Problem statement >>
Locate all lines in the data below that hold "this" and show them.
--- Begin Supplied data ---
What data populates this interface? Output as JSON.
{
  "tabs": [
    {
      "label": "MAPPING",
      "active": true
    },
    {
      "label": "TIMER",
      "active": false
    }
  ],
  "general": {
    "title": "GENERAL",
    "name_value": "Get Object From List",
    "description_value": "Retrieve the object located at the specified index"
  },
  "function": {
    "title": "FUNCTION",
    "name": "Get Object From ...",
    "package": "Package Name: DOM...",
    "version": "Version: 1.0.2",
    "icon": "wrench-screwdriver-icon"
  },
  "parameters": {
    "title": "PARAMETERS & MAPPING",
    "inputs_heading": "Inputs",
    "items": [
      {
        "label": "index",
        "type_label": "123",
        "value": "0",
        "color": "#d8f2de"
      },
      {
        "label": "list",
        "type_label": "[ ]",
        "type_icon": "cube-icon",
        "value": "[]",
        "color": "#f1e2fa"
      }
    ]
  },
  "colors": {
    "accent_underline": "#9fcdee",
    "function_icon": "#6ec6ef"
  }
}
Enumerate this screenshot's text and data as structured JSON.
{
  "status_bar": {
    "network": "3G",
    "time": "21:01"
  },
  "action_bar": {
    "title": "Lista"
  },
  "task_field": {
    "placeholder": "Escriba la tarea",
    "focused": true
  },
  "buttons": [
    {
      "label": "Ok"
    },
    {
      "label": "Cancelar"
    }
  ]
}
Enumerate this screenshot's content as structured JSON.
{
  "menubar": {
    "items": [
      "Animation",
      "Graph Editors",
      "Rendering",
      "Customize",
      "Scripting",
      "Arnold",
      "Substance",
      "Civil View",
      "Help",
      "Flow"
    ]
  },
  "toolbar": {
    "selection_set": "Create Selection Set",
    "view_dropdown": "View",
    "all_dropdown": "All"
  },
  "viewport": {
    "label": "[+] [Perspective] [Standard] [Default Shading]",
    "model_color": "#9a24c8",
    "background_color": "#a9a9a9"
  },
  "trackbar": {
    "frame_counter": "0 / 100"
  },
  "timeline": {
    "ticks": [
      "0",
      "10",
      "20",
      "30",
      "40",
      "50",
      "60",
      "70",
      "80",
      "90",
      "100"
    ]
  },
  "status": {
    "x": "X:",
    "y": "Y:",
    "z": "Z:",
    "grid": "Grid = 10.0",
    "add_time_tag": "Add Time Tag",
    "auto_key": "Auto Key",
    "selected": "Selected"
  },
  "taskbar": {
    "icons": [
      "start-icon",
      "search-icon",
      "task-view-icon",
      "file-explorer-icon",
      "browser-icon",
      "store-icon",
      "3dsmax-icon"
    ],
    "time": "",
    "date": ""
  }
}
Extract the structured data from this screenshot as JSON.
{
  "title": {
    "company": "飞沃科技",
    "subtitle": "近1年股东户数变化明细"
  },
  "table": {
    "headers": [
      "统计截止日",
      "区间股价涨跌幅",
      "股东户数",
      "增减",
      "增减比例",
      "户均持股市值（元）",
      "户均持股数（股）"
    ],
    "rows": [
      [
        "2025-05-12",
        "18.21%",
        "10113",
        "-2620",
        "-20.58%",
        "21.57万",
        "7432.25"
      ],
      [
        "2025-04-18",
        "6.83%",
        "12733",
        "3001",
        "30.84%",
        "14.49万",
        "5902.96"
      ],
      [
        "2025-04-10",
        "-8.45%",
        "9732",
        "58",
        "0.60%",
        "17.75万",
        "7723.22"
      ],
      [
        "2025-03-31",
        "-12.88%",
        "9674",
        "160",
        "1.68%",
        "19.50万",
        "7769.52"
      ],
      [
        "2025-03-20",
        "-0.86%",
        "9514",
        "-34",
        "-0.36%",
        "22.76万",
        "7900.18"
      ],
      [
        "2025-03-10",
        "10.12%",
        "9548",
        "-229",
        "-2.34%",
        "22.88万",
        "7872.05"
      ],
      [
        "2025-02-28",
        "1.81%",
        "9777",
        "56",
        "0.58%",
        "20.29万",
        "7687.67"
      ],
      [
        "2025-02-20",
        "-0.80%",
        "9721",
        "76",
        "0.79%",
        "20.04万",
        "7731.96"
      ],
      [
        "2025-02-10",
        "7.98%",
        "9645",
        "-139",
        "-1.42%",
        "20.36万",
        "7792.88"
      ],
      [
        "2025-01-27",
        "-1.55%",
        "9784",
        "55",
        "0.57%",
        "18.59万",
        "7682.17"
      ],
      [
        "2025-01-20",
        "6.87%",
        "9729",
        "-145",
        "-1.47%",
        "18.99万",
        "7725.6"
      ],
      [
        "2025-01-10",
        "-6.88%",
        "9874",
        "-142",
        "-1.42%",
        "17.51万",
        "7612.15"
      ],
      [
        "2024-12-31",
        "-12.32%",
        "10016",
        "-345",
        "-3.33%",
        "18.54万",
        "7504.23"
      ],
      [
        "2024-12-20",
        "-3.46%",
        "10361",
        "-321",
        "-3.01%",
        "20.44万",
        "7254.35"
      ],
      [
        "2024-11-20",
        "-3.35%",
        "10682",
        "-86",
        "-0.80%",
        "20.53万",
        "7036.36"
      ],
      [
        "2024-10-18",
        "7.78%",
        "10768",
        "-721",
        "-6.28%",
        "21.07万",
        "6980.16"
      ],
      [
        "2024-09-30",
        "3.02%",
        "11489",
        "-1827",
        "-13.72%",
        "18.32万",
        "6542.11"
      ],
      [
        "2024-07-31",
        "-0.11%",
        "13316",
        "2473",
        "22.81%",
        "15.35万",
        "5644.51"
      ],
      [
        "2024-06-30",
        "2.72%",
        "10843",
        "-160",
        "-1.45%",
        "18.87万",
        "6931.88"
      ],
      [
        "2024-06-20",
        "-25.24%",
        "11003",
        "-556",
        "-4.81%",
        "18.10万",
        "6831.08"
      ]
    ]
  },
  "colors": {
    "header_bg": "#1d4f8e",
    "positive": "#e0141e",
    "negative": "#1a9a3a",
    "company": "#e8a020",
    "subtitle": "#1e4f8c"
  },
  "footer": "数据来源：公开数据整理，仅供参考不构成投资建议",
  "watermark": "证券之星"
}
--- End Supplied data ---
Task solution >>
What data populates this interface? Output as JSON.
Enumerate this screenshot's text and data as structured JSON.
Enumerate this screenshot's content as structured JSON.
Extract the structured data from this screenshot as JSON.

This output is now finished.